THE RECORDS
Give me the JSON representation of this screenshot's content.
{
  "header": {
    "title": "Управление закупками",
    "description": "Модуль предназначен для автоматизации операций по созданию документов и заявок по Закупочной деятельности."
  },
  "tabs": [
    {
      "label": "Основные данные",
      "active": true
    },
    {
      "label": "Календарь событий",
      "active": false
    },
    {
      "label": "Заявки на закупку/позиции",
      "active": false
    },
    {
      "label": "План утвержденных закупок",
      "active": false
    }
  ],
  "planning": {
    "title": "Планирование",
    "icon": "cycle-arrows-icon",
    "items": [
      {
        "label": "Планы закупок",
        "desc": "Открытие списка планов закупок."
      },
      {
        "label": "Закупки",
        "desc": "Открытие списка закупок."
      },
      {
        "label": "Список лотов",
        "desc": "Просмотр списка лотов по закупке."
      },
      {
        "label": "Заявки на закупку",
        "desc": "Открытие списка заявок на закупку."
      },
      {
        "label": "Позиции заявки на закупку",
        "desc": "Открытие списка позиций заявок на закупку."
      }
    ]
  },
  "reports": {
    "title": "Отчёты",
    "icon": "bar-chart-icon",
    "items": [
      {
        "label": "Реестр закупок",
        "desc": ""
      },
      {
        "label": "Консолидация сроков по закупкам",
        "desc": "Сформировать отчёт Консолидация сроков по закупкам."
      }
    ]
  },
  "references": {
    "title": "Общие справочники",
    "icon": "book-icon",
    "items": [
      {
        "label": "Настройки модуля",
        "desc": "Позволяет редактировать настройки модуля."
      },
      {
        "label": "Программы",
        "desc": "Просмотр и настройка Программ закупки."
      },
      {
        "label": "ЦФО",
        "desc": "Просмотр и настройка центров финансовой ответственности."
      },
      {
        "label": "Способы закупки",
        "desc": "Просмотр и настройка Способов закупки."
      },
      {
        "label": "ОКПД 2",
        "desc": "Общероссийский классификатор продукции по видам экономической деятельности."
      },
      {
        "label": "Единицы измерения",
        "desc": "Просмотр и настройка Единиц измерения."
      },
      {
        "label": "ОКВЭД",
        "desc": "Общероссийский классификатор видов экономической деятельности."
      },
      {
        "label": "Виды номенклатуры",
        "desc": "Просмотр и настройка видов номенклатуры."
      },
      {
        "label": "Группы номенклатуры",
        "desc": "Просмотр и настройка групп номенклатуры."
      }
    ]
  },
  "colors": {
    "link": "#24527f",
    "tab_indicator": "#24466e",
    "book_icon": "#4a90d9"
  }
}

SET PROBLEM
Quote all of the entries verbatim.

RESULT OF THIS EXERCISE
Give me the JSON representation of this screenshot's content.
{
  "header": {
    "title": "Управление закупками",
    "description": "Модуль предназначен для автоматизации операций по созданию документов и заявок по Закупочной деятельности."
  },
  "tabs": [
    {
      "label": "Основные данные",
      "active": true
    },
    {
      "label": "Календарь событий",
      "active": false
    },
    {
      "label": "Заявки на закупку/позиции",
      "active": false
    },
    {
      "label": "План утвержденных закупок",
      "active": false
    }
  ],
  "planning": {
    "title": "Планирование",
    "icon": "cycle-arrows-icon",
    "items": [
      {
        "label": "Планы закупок",
        "desc": "Открытие списка планов закупок."
      },
      {
        "label": "Закупки",
        "desc": "Открытие списка закупок."
      },
      {
        "label": "Список лотов",
        "desc": "Просмотр списка лотов по закупке."
      },
      {
        "label": "Заявки на закупку",
        "desc": "Открытие списка заявок на закупку."
      },
      {
        "label": "Позиции заявки на закупку",
        "desc": "Открытие списка позиций заявок на закупку."
      }
    ]
  },
  "reports": {
    "title": "Отчёты",
    "icon": "bar-chart-icon",
    "items": [
      {
        "label": "Реестр закупок",
        "desc": ""
      },
      {
        "label": "Консолидация сроков по закупкам",
        "desc": "Сформировать отчёт Консолидация сроков по закупкам."
      }
    ]
  },
  "references": {
    "title": "Общие справочники",
    "icon": "book-icon",
    "items": [
      {
        "label": "Настройки модуля",
        "desc": "Позволяет редактировать настройки модуля."
      },
      {
        "label": "Программы",
        "desc": "Просмотр и настройка Программ закупки."
      },
      {
        "label": "ЦФО",
        "desc": "Просмотр и настройка центров финансовой ответственности."
      },
      {
        "label": "Способы закупки",
        "desc": "Просмотр и настройка Способов закупки."
      },
      {
        "label": "ОКПД 2",
        "desc": "Общероссийский классификатор продукции по видам экономической деятельности."
      },
      {
        "label": "Единицы измерения",
        "desc": "Просмотр и настройка Единиц измерения."
      },
      {
        "label": "ОКВЭД",
        "desc": "Общероссийский классификатор видов экономической деятельности."
      },
      {
        "label": "Виды номенклатуры",
        "desc": "Просмотр и настройка видов номенклатуры."
      },
      {
        "label": "Группы номенклатуры",
        "desc": "Просмотр и настройка групп номенклатуры."
      }
    ]
  },
  "colors": {
    "link": "#24527f",
    "tab_indicator": "#24466e",
    "book_icon": "#4a90d9"
  }
}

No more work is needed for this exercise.